**SOURCE RECORDS**:
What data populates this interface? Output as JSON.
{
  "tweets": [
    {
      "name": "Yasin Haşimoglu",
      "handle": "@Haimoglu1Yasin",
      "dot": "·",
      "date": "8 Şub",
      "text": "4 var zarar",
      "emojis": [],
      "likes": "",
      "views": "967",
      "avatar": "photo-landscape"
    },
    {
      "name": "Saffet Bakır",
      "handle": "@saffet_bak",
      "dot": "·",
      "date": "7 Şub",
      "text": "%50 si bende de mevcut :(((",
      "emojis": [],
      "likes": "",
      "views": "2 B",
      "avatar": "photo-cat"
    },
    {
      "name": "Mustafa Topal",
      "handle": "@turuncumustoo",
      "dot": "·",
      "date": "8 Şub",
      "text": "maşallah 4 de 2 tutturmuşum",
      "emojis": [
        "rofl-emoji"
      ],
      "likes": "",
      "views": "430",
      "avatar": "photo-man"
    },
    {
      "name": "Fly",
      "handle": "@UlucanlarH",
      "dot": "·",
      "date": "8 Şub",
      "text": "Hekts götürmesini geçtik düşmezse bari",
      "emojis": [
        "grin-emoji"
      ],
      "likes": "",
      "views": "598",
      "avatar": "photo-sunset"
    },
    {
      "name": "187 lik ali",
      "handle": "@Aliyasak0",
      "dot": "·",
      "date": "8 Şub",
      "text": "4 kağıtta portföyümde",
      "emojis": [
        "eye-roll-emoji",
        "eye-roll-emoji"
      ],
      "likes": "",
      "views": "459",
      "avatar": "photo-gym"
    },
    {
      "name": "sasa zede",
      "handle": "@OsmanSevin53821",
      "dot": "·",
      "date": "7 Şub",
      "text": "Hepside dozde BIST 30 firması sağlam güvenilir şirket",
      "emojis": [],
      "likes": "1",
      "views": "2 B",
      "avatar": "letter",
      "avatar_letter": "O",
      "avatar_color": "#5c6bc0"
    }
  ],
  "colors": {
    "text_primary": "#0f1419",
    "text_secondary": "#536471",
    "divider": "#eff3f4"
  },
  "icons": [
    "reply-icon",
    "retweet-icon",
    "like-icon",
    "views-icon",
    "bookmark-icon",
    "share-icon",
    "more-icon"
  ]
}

**WHAT TO WORK ON**:
Pick out the lines above that hold the string "photo" and show them.

**FINISHED ANSWER**:
      "avatar": "photo-landscape"
      "avatar": "photo-cat"
      "avatar": "photo-man"
      "avatar": "photo-sunset"
      "avatar": "photo-gym"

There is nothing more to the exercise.